• **WORK TO DO**: Write out the entries again exactly as they are given.

# # # #

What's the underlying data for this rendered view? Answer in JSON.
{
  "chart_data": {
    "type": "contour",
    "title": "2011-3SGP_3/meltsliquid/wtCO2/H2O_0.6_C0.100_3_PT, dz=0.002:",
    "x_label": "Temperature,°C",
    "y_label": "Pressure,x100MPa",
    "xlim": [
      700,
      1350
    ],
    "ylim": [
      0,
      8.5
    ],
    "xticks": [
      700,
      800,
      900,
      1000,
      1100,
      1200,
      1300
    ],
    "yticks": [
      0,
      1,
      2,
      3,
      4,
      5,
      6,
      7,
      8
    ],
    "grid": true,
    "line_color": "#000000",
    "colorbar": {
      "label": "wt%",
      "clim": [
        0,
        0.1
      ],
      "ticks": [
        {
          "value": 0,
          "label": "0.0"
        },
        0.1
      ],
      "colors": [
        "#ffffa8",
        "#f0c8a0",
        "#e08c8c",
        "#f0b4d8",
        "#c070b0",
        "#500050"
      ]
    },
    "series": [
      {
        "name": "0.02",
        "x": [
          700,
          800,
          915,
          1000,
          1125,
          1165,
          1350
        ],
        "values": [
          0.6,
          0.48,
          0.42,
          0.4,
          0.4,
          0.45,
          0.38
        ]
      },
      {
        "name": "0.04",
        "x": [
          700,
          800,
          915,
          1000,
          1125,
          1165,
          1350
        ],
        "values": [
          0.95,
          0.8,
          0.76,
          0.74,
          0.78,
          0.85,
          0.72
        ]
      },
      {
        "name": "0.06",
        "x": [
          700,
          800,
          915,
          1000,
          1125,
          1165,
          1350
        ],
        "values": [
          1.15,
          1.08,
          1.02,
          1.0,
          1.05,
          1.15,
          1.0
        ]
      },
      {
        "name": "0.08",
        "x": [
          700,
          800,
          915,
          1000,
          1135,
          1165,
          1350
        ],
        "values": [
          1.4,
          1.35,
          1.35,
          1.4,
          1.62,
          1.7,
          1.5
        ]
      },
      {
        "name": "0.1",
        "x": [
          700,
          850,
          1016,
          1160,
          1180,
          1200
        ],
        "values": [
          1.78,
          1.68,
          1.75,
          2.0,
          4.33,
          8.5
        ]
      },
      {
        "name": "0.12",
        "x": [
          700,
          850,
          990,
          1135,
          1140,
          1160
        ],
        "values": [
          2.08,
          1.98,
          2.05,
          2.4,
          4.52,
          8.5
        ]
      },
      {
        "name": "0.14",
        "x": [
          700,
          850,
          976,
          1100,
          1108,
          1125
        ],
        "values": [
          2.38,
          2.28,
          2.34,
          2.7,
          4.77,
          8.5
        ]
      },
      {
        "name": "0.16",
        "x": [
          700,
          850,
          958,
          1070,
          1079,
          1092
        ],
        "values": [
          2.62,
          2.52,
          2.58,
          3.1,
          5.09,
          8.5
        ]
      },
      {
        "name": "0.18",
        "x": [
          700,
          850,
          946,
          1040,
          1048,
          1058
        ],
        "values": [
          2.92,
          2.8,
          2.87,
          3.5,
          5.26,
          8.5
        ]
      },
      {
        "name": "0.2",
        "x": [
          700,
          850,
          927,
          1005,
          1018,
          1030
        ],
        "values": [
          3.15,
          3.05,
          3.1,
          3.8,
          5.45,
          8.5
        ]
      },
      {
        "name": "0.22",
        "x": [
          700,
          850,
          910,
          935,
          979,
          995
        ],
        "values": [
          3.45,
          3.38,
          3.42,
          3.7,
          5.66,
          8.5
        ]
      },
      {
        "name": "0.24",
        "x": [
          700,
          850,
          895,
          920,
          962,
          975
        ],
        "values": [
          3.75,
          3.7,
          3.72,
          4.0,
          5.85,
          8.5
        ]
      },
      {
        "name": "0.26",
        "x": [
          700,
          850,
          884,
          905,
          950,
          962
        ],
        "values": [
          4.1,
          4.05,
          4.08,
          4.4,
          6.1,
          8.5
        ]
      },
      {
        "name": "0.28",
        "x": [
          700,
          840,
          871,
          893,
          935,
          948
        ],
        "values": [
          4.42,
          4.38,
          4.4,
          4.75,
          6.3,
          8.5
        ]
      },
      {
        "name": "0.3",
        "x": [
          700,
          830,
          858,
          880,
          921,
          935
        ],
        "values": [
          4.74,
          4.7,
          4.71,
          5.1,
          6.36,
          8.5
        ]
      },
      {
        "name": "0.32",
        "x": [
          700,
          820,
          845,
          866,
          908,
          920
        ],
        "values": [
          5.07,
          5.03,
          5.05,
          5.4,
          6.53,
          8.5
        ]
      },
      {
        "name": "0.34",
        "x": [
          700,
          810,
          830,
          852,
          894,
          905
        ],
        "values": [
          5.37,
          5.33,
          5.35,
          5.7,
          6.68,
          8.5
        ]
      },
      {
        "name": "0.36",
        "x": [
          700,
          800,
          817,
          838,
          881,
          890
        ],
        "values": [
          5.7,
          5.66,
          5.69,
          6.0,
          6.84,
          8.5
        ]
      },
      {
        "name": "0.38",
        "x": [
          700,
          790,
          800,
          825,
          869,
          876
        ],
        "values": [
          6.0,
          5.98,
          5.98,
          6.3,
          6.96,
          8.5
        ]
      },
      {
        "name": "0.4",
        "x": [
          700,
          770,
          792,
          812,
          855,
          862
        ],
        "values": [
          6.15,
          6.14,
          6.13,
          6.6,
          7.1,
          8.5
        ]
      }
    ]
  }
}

# # # #

• **SOLUTION**:
What's the underlying data for this rendered view? Answer in JSON.
{
  "chart_data": {
    "type": "contour",
    "title": "2011-3SGP_3/meltsliquid/wtCO2/H2O_0.6_C0.100_3_PT, dz=0.002:",
    "x_label": "Temperature,°C",
    "y_label": "Pressure,x100MPa",
    "xlim": [
      700,
      1350
    ],
    "ylim": [
      0,
      8.5
    ],
    "xticks": [
      700,
      800,
      900,
      1000,
      1100,
      1200,
      1300
    ],
    "yticks": [
      0,
      1,
      2,
      3,
      4,
      5,
      6,
      7,
      8
    ],
    "grid": true,
    "line_color": "#000000",
    "colorbar": {
      "label": "wt%",
      "clim": [
        0,
        0.1
      ],
      "ticks": [
        {
          "value": 0,
          "label": "0.0"
        },
        0.1
      ],
      "colors": [
        "#ffffa8",
        "#f0c8a0",
        "#e08c8c",
        "#f0b4d8",
        "#c070b0",
        "#500050"
      ]
    },
    "series": [
      {
        "name": "0.02",
        "x": [
          700,
          800,
          915,
          1000,
          1125,
          1165,
          1350
        ],
        "values": [
          0.6,
          0.48,
          0.42,
          0.4,
          0.4,
          0.45,
          0.38
        ]
      },
      {
        "name": "0.04",
        "x": [
          700,
          800,
          915,
          1000,
          1125,
          1165,
          1350
        ],
        "values": [
          0.95,
          0.8,
          0.76,
          0.74,
          0.78,
          0.85,
          0.72
        ]
      },
      {
        "name": "0.06",
        "x": [
          700,
          800,
          915,
          1000,
          1125,
          1165,
          1350
        ],
        "values": [
          1.15,
          1.08,
          1.02,
          1.0,
          1.05,
          1.15,
          1.0
        ]
      },
      {
        "name": "0.08",
        "x": [
          700,
          800,
          915,
          1000,
          1135,
          1165,
          1350
        ],
        "values": [
          1.4,
          1.35,
          1.35,
          1.4,
          1.62,
          1.7,
          1.5
        ]
      },
      {
        "name": "0.1",
        "x": [
          700,
          850,
          1016,
          1160,
          1180,
          1200
        ],
        "values": [
          1.78,
          1.68,
          1.75,
          2.0,
          4.33,
          8.5
        ]
      },
      {
        "name": "0.12",
        "x": [
          700,
          850,
          990,
          1135,
          1140,
          1160
        ],
        "values": [
          2.08,
          1.98,
          2.05,
          2.4,
          4.52,
          8.5
        ]
      },
      {
        "name": "0.14",
        "x": [
          700,
          850,
          976,
          1100,
          1108,
          1125
        ],
        "values": [
          2.38,
          2.28,
          2.34,
          2.7,
          4.77,
          8.5
        ]
      },
      {
        "name": "0.16",
        "x": [
          700,
          850,
          958,
          1070,
          1079,
          1092
        ],
        "values": [
          2.62,
          2.52,
          2.58,
          3.1,
          5.09,
          8.5
        ]
      },
      {
        "name": "0.18",
        "x": [
          700,
          850,
          946,
          1040,
          1048,
          1058
        ],
        "values": [
          2.92,
          2.8,
          2.87,
          3.5,
          5.26,
          8.5
        ]
      },
      {
        "name": "0.2",
        "x": [
          700,
          850,
          927,
          1005,
          1018,
          1030
        ],
        "values": [
          3.15,
          3.05,
          3.1,
          3.8,
          5.45,
          8.5
        ]
      },
      {
        "name": "0.22",
        "x": [
          700,
          850,
          910,
          935,
          979,
          995
        ],
        "values": [
          3.45,
          3.38,
          3.42,
          3.7,
          5.66,
          8.5
        ]
      },
      {
        "name": "0.24",
        "x": [
          700,
          850,
          895,
          920,
          962,
          975
        ],
        "values": [
          3.75,
          3.7,
          3.72,
          4.0,
          5.85,
          8.5
        ]
      },
      {
        "name": "0.26",
        "x": [
          700,
          850,
          884,
          905,
          950,
          962
        ],
        "values": [
          4.1,
          4.05,
          4.08,
          4.4,
          6.1,
          8.5
        ]
      },
      {
        "name": "0.28",
        "x": [
          700,
          840,
          871,
          893,
          935,
          948
        ],
        "values": [
          4.42,
          4.38,
          4.4,
          4.75,
          6.3,
          8.5
        ]
      },
      {
        "name": "0.3",
        "x": [
          700,
          830,
          858,
          880,
          921,
          935
        ],
        "values": [
          4.74,
          4.7,
          4.71,
          5.1,
          6.36,
          8.5
        ]
      },
      {
        "name": "0.32",
        "x": [
          700,
          820,
          845,
          866,
          908,
          920
        ],
        "values": [
          5.07,
          5.03,
          5.05,
          5.4,
          6.53,
          8.5
        ]
      },
      {
        "name": "0.34",
        "x": [
          700,
          810,
          830,
          852,
          894,
          905
        ],
        "values": [
          5.37,
          5.33,
          5.35,
          5.7,
          6.68,
          8.5
        ]
      },
      {
        "name": "0.36",
        "x": [
          700,
          800,
          817,
          838,
          881,
          890
        ],
        "values": [
          5.7,
          5.66,
          5.69,
          6.0,
          6.84,
          8.5
        ]
      },
      {
        "name": "0.38",
        "x": [
          700,
          790,
          800,
          825,
          869,
          876
        ],
        "values": [
          6.0,
          5.98,
          5.98,
          6.3,
          6.96,
          8.5
        ]
      },
      {
        "name": "0.4",
        "x": [
          700,
          770,
          792,
          812,
          855,
          862
        ],
        "values": [
          6.15,
          6.14,
          6.13,
          6.6,
          7.1,
          8.5
        ]
      }
    ]
  }
}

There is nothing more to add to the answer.